— Task goal —
Write out the material exactly, with the pictures left out.

— Data rows —
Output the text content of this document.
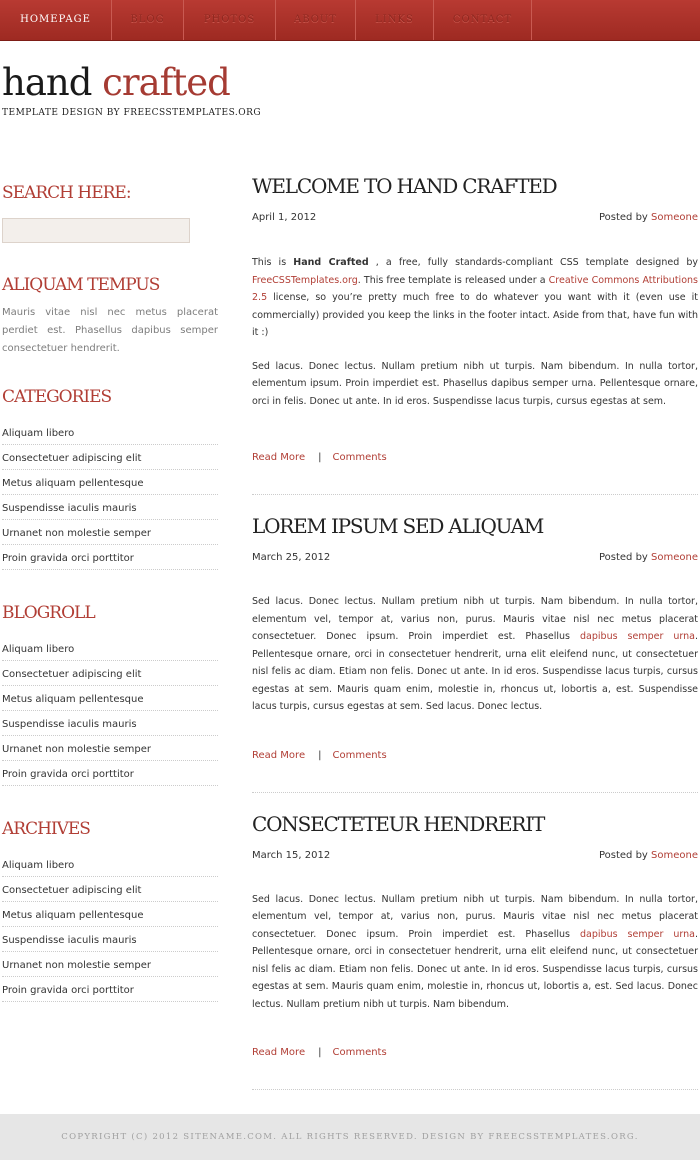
HOMEPAGE	BLOG	PHOTOS	ABOUT	LINKS	CONTACT
hand crafted

TEMPLATE DESIGN BY FREECSSTEMPLATES.ORG

SEARCH HERE:
ALIQUAM TEMPUS

Mauris vitae nisl nec metus placerat perdiet est. Phasellus dapibus semper consectetuer hendrerit.

CATEGORIES
Aliquam libero
Consectetuer adipiscing elit
Metus aliquam pellentesque
Suspendisse iaculis mauris
Urnanet non molestie semper
Proin gravida orci porttitor
BLOGROLL
Aliquam libero
Consectetuer adipiscing elit
Metus aliquam pellentesque
Suspendisse iaculis mauris
Urnanet non molestie semper
Proin gravida orci porttitor
ARCHIVES
Aliquam libero
Consectetuer adipiscing elit
Metus aliquam pellentesque
Suspendisse iaculis mauris
Urnanet non molestie semper
Proin gravida orci porttitor
WELCOME TO HAND CRAFTED
April 1, 2012	Posted by Someone

This is Hand Crafted , a free, fully standards-compliant CSS template designed by FreeCSSTemplates.org. This free template is released under a Creative Commons Attributions 2.5 license, so you’re pretty much free to do whatever you want with it (even use it commercially) provided you keep the links in the footer intact. Aside from that, have fun with it :)

Sed lacus. Donec lectus. Nullam pretium nibh ut turpis. Nam bibendum. In nulla tortor, elementum ipsum. Proin imperdiet est. Phasellus dapibus semper urna. Pellentesque ornare, orci in felis. Donec ut ante. In id eros. Suspendisse lacus turpis, cursus egestas at sem.

Read More | Comments
LOREM IPSUM SED ALIQUAM
March 25, 2012	Posted by Someone

Sed lacus. Donec lectus. Nullam pretium nibh ut turpis. Nam bibendum. In nulla tortor, elementum vel, tempor at, varius non, purus. Mauris vitae nisl nec metus placerat consectetuer. Donec ipsum. Proin imperdiet est. Phasellus dapibus semper urna. Pellentesque ornare, orci in consectetuer hendrerit, urna elit eleifend nunc, ut consectetuer nisl felis ac diam. Etiam non felis. Donec ut ante. In id eros. Suspendisse lacus turpis, cursus egestas at sem. Mauris quam enim, molestie in, rhoncus ut, lobortis a, est. Suspendisse lacus turpis, cursus egestas at sem. Sed lacus. Donec lectus.

Read More | Comments
CONSECTETEUR HENDRERIT
March 15, 2012	Posted by Someone

Sed lacus. Donec lectus. Nullam pretium nibh ut turpis. Nam bibendum. In nulla tortor, elementum vel, tempor at, varius non, purus. Mauris vitae nisl nec metus placerat consectetuer. Donec ipsum. Proin imperdiet est. Phasellus dapibus semper urna. Pellentesque ornare, orci in consectetuer hendrerit, urna elit eleifend nunc, ut consectetuer nisl felis ac diam. Etiam non felis. Donec ut ante. In id eros. Suspendisse lacus turpis, cursus egestas at sem. Mauris quam enim, molestie in, rhoncus ut, lobortis a, est. Sed lacus. Donec lectus. Nullam pretium nibh ut turpis. Nam bibendum.

Read More | Comments

COPYRIGHT (C) 2012 SITENAME.COM. ALL RIGHTS RESERVED. DESIGN BY FREECSSTEMPLATES.ORG.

— Correct response —
Output the text content of this document.
HOMEPAGE	BLOG	PHOTOS	ABOUT	LINKS	CONTACT
hand crafted

TEMPLATE DESIGN BY FREECSSTEMPLATES.ORG

SEARCH HERE:
ALIQUAM TEMPUS

Mauris vitae nisl nec metus placerat perdiet est. Phasellus dapibus semper consectetuer hendrerit.

CATEGORIES
Aliquam libero
Consectetuer adipiscing elit
Metus aliquam pellentesque
Suspendisse iaculis mauris
Urnanet non molestie semper
Proin gravida orci porttitor
BLOGROLL
Aliquam libero
Consectetuer adipiscing elit
Metus aliquam pellentesque
Suspendisse iaculis mauris
Urnanet non molestie semper
Proin gravida orci porttitor
ARCHIVES
Aliquam libero
Consectetuer adipiscing elit
Metus aliquam pellentesque
Suspendisse iaculis mauris
Urnanet non molestie semper
Proin gravida orci porttitor
WELCOME TO HAND CRAFTED
April 1, 2012	Posted by Someone

This is Hand Crafted , a free, fully standards-compliant CSS template designed by FreeCSSTemplates.org. This free template is released under a Creative Commons Attributions 2.5 license, so you’re pretty much free to do whatever you want with it (even use it commercially) provided you keep the links in the footer intact. Aside from that, have fun with it :)

Sed lacus. Donec lectus. Nullam pretium nibh ut turpis. Nam bibendum. In nulla tortor, elementum ipsum. Proin imperdiet est. Phasellus dapibus semper urna. Pellentesque ornare, orci in felis. Donec ut ante. In id eros. Suspendisse lacus turpis, cursus egestas at sem.

Read More | Comments
LOREM IPSUM SED ALIQUAM
March 25, 2012	Posted by Someone

Sed lacus. Donec lectus. Nullam pretium nibh ut turpis. Nam bibendum. In nulla tortor, elementum vel, tempor at, varius non, purus. Mauris vitae nisl nec metus placerat consectetuer. Donec ipsum. Proin imperdiet est. Phasellus dapibus semper urna. Pellentesque ornare, orci in consectetuer hendrerit, urna elit eleifend nunc, ut consectetuer nisl felis ac diam. Etiam non felis. Donec ut ante. In id eros. Suspendisse lacus turpis, cursus egestas at sem. Mauris quam enim, molestie in, rhoncus ut, lobortis a, est. Suspendisse lacus turpis, cursus egestas at sem. Sed lacus. Donec lectus.

Read More | Comments
CONSECTETEUR HENDRERIT
March 15, 2012	Posted by Someone

Sed lacus. Donec lectus. Nullam pretium nibh ut turpis. Nam bibendum. In nulla tortor, elementum vel, tempor at, varius non, purus. Mauris vitae nisl nec metus placerat consectetuer. Donec ipsum. Proin imperdiet est. Phasellus dapibus semper urna. Pellentesque ornare, orci in consectetuer hendrerit, urna elit eleifend nunc, ut consectetuer nisl felis ac diam. Etiam non felis. Donec ut ante. In id eros. Suspendisse lacus turpis, cursus egestas at sem. Mauris quam enim, molestie in, rhoncus ut, lobortis a, est. Sed lacus. Donec lectus. Nullam pretium nibh ut turpis. Nam bibendum.

Read More | Comments

COPYRIGHT (C) 2012 SITENAME.COM. ALL RIGHTS RESERVED. DESIGN BY FREECSSTEMPLATES.ORG.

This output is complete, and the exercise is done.